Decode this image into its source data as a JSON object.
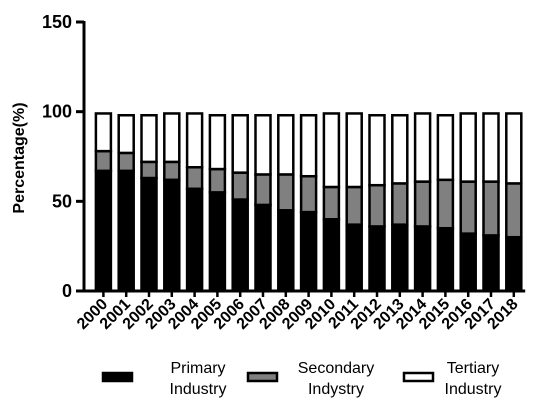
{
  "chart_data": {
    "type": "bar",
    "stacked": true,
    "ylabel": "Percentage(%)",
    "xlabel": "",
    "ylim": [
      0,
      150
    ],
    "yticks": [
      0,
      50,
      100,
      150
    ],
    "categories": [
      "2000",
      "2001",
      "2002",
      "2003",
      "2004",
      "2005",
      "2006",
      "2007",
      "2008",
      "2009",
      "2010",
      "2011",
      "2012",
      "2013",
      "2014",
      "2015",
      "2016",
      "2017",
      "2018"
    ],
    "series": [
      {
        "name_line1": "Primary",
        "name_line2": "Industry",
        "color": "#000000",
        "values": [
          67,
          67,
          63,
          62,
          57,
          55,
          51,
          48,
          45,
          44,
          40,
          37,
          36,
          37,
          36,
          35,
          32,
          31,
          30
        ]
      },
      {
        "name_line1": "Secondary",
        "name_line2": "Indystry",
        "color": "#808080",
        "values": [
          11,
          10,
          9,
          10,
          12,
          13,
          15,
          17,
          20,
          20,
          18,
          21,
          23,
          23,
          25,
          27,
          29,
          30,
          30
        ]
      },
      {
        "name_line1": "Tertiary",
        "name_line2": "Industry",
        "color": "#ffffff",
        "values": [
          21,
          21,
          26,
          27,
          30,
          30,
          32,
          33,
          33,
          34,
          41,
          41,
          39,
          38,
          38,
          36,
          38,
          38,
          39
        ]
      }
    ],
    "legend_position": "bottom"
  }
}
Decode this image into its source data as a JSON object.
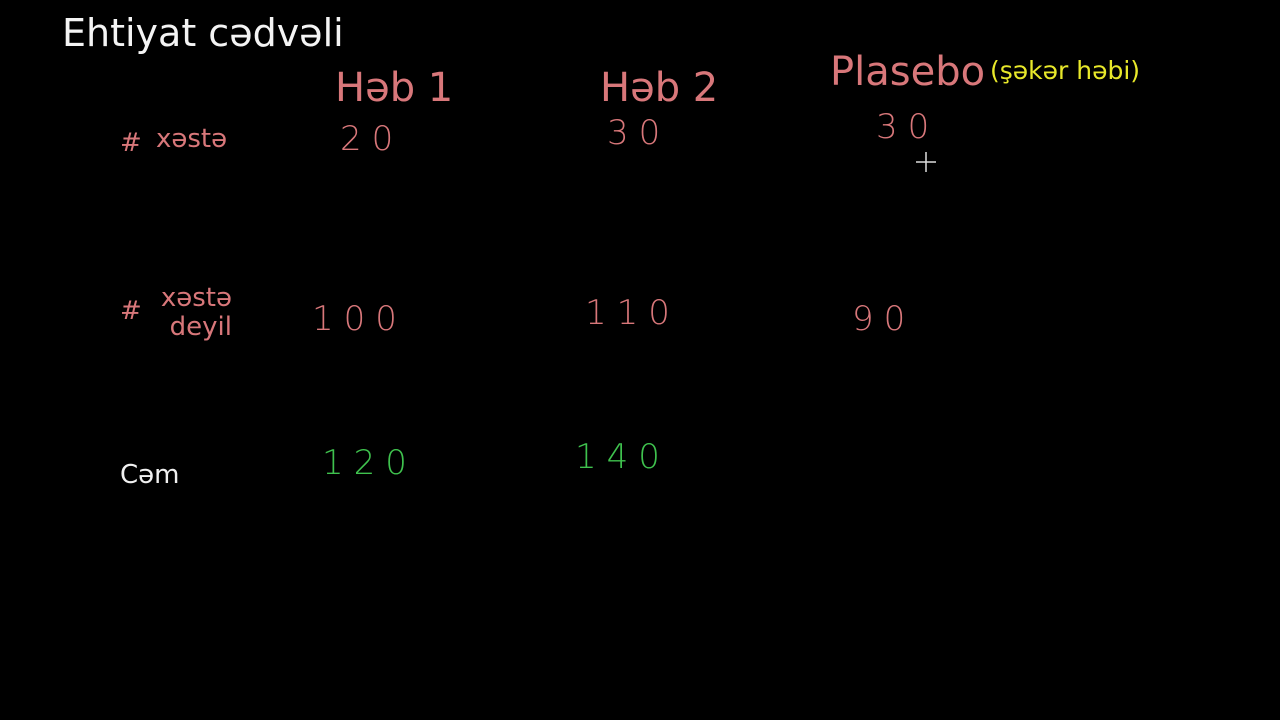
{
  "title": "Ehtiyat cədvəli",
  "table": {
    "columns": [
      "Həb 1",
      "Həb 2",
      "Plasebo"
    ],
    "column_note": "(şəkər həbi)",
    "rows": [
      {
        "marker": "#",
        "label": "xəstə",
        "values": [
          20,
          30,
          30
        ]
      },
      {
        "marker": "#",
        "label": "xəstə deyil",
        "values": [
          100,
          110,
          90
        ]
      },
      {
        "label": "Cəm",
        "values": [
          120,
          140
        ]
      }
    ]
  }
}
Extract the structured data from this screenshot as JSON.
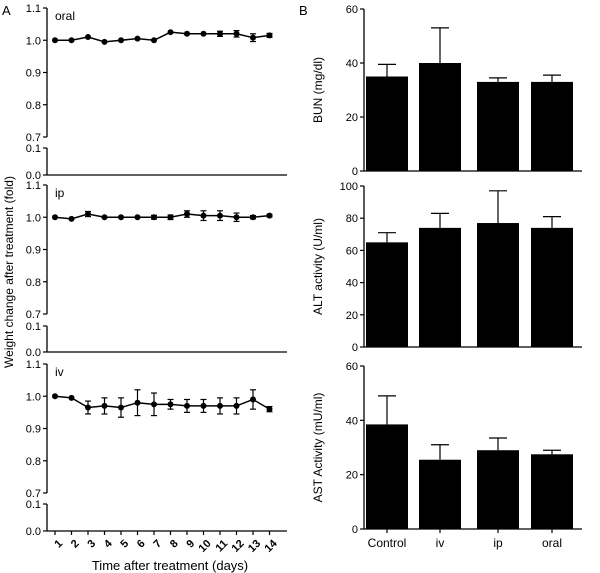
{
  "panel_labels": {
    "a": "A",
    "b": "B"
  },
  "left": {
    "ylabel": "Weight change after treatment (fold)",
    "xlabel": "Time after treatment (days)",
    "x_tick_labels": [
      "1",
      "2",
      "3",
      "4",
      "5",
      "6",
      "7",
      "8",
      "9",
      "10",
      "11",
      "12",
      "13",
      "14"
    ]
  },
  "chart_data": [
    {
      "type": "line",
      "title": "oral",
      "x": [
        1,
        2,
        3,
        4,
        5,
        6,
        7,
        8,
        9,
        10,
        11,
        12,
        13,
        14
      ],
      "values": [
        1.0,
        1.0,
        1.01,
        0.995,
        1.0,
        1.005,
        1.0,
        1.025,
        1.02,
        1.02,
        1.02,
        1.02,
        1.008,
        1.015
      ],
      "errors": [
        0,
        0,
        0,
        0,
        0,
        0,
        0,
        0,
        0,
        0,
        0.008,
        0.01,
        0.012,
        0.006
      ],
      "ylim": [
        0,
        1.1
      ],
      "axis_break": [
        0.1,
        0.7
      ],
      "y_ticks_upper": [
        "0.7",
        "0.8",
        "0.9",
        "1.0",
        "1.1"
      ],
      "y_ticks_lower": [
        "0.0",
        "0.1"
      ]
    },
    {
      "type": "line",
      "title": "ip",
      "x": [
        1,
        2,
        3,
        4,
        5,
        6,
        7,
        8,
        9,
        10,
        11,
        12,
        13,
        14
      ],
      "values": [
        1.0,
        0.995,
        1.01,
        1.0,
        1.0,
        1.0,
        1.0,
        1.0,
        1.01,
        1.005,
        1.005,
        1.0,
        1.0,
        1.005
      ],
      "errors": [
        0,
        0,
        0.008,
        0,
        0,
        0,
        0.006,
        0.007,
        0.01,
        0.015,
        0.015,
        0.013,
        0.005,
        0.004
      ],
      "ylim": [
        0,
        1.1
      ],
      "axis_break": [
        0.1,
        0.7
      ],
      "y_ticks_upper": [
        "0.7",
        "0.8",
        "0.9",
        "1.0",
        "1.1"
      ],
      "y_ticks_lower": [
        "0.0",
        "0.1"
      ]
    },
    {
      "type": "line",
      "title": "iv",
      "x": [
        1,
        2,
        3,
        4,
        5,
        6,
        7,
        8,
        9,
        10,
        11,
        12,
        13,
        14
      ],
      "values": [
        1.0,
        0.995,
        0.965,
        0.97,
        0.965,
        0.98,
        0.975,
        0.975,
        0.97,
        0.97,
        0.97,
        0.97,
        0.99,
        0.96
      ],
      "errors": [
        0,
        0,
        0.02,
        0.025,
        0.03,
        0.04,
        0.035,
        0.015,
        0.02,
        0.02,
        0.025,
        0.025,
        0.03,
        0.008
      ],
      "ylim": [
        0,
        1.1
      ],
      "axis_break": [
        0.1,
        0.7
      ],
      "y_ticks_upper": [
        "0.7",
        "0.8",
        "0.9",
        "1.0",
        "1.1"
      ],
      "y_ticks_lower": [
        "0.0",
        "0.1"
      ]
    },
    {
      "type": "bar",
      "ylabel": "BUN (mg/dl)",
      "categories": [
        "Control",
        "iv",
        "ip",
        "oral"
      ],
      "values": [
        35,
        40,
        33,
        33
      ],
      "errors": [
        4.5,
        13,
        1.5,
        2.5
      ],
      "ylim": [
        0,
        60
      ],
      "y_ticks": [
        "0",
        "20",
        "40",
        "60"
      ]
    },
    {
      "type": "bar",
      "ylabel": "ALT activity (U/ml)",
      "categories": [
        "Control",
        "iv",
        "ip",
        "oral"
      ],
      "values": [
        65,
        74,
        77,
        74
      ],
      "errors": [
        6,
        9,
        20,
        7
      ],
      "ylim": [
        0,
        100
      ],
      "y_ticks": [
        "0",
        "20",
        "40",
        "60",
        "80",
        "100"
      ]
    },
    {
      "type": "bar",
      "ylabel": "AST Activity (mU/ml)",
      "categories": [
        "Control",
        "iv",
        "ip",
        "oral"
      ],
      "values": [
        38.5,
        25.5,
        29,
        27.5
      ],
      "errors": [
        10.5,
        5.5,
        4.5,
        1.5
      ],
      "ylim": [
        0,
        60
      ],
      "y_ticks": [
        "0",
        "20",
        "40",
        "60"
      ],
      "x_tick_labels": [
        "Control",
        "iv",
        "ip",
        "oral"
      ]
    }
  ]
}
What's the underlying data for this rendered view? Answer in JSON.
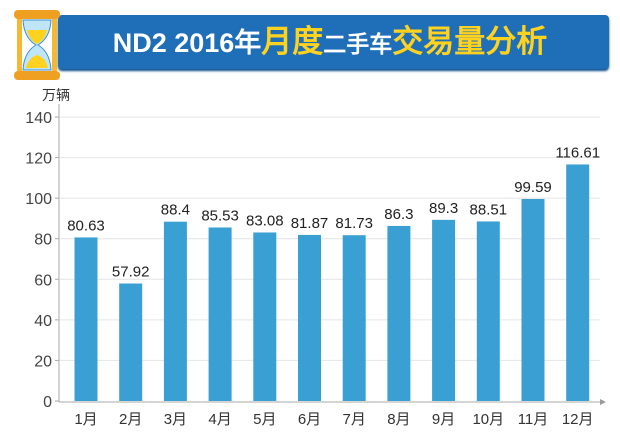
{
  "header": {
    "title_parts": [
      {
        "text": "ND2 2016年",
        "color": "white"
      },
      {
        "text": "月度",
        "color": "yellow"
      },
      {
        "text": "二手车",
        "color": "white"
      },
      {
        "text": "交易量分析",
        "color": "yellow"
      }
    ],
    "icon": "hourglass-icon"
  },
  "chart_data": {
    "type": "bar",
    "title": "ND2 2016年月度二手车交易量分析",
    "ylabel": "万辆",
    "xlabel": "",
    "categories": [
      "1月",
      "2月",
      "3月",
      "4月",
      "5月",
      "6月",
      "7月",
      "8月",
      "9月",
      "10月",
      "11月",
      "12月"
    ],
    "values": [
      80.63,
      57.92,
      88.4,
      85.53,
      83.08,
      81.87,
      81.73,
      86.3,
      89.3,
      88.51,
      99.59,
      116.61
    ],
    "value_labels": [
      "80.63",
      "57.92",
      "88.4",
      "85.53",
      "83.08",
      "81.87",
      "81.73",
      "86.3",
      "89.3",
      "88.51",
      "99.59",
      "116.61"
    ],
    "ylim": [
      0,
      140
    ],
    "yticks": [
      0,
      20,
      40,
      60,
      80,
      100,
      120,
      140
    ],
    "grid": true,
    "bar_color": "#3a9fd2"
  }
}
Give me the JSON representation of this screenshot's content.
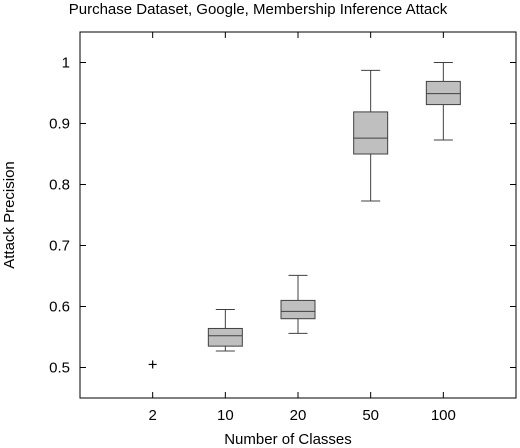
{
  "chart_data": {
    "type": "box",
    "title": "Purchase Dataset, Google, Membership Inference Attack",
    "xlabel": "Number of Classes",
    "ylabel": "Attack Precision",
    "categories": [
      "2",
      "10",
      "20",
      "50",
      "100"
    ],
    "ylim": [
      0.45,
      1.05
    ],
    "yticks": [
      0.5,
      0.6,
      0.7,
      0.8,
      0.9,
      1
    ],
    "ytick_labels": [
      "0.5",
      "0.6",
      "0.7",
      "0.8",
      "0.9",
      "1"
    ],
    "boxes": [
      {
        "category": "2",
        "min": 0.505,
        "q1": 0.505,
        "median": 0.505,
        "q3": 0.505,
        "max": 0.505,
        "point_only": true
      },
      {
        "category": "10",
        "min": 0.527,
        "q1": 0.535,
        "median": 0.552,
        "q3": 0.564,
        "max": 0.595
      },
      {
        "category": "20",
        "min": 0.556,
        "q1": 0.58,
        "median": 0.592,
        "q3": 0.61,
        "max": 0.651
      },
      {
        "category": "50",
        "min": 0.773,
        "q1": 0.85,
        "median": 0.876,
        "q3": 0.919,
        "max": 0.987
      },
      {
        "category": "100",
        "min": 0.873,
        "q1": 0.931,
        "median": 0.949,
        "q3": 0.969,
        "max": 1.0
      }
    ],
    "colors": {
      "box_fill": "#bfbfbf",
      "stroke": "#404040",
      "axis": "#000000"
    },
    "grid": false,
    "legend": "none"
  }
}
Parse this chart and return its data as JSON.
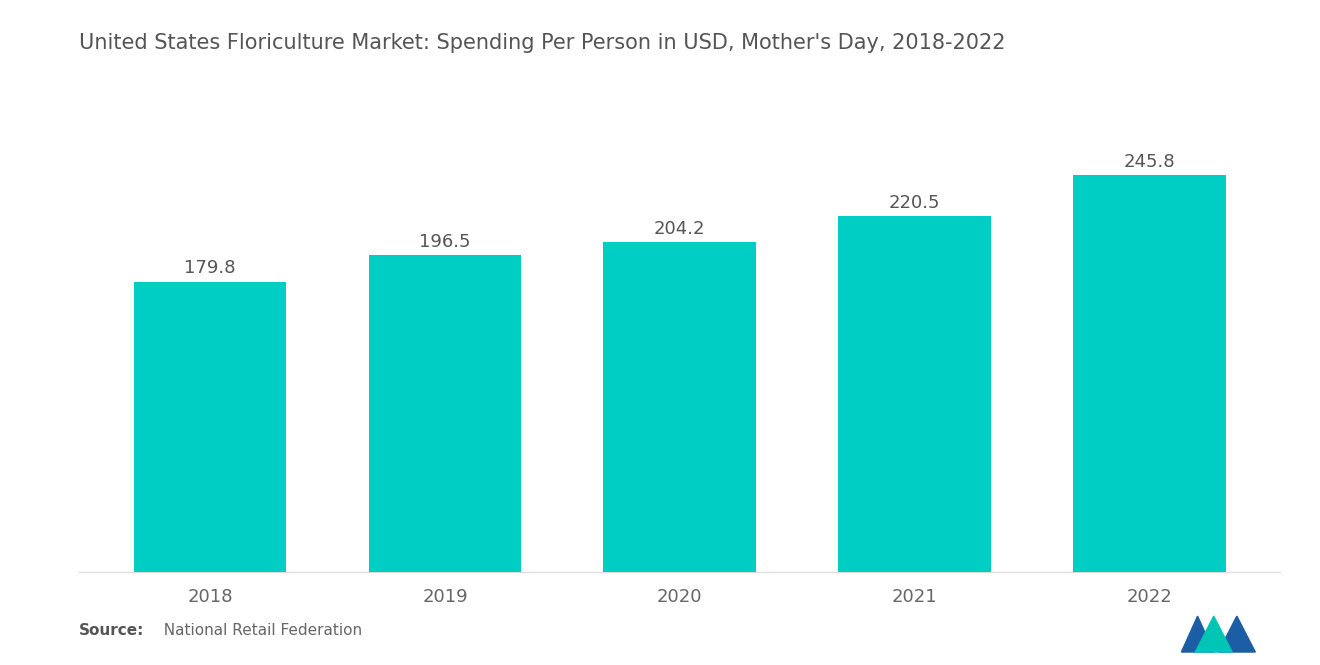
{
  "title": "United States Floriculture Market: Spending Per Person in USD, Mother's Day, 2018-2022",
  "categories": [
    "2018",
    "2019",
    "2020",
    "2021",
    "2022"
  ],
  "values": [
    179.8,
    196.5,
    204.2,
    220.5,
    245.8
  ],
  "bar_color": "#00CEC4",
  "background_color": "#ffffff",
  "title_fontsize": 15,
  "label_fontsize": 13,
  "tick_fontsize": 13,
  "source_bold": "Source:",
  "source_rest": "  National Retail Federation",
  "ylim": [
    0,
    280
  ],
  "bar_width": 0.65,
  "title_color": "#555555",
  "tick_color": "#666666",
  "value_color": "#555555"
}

□ □ □ □ □

Exercise:
Establish how many lines of the records contain the string "median" and state that number without elaboration.

The answer:
5